*TUJUAN LATIHAN:*
Dalam berita tentang operasi militer Israel di Jenin, Khazem memegang kewarganegaraan negara mana?

*KUTIPAN DOKUMEN:*
Mengenal Strategisnya Jenin yang Dikepung IDF,Israel Aji Mumpung Jelang Jeda Perang 3 Hari
TRIBUNNEWS.COM – Pada hari ketiga operasi militer besar-besaran di Tepi Barat, Polisi Perbatasan Israel menghabisi komandan Hamas setempat Wessam Khazem di Kota Jenin pada tanggal 30 Agustus 2024.
Pasukan Pertahanan Israel (IDF) mengatakan pasukan Polisi Perbatasan, yang bertindak berdasarkan informasi badan intelijen Shin Bet, memergoki Hazem di dalam sebuah kendaraan dan membunuhnya.
Sebuah pesawat Israel menghabisi dua anggota Hamas lainnya yang telah melarikan diri dari mobil yang mereka tumpangi bersama Khazem.
Pasukan menemukan senapan M16, pistol, amunisi, bahan peledak, granat gas, dan ribuan shekel di dalam kendaraan tersebut, IDF mencatat.
IDF mendakwa Khazem sebagai pimpinan Hamas di Jenin, yang bertanggung jawab mengatur dan melaksanakan penembakan serta serangan IED di Tepi Barat.
Berpotensi mempersulit masalah bagi Israel, Khazem memegang kewarganegaraan Norwegia, analis urusan Arab Khaled Abu Toameh melaporkan dikutip dari FDD.

*DATA YANG DIBERIKAN:*
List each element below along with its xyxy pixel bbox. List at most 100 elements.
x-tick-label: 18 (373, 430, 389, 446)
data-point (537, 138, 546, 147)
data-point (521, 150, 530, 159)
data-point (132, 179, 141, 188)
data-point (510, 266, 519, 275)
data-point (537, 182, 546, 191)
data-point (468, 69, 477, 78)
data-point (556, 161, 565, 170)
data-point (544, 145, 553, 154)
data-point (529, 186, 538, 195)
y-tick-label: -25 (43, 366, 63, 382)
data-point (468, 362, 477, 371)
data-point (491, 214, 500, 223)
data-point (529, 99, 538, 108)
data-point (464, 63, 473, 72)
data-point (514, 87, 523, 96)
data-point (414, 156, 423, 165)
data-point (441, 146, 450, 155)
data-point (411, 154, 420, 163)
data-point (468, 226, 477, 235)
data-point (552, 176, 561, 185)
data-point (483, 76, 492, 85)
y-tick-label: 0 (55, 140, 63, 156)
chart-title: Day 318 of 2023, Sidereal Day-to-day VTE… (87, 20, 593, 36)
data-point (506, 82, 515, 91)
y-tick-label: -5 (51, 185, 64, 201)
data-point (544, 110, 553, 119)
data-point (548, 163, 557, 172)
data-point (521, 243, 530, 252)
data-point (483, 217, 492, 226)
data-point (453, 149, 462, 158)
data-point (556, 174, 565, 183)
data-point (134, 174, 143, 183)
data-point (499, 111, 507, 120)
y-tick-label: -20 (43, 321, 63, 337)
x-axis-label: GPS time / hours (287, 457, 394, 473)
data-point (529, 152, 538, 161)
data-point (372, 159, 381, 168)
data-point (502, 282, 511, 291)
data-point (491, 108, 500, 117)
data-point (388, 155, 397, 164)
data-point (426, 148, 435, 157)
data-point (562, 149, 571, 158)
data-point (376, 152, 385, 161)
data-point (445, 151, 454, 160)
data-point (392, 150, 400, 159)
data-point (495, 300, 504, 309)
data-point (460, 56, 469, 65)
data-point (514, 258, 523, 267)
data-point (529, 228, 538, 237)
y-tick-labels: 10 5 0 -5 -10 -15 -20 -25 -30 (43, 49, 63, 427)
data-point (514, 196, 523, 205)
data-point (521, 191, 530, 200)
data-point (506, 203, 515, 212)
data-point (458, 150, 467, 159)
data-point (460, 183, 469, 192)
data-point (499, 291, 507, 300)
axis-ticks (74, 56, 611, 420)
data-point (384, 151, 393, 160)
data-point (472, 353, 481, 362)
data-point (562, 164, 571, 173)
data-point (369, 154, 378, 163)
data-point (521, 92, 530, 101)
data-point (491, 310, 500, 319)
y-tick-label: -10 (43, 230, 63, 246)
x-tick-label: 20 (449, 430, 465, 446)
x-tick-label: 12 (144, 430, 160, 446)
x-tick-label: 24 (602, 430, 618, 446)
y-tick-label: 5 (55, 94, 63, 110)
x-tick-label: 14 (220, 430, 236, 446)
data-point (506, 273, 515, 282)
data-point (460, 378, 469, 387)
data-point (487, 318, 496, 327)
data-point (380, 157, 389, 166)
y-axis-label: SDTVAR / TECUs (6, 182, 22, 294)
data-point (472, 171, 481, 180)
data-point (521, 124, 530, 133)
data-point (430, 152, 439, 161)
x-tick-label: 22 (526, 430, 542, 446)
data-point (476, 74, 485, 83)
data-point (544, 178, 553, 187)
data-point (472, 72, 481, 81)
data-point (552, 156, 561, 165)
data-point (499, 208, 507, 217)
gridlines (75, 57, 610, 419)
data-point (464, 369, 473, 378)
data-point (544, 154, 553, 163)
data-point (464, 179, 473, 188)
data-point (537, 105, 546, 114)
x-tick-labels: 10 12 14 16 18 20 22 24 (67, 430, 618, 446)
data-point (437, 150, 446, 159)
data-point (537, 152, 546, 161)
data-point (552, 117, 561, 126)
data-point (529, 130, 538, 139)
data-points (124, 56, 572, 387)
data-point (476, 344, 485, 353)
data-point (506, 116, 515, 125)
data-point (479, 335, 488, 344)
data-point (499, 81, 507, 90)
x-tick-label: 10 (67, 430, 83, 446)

*HASIL LATIHAN:*
Khazem memegang kewarganegaraan Norwegia.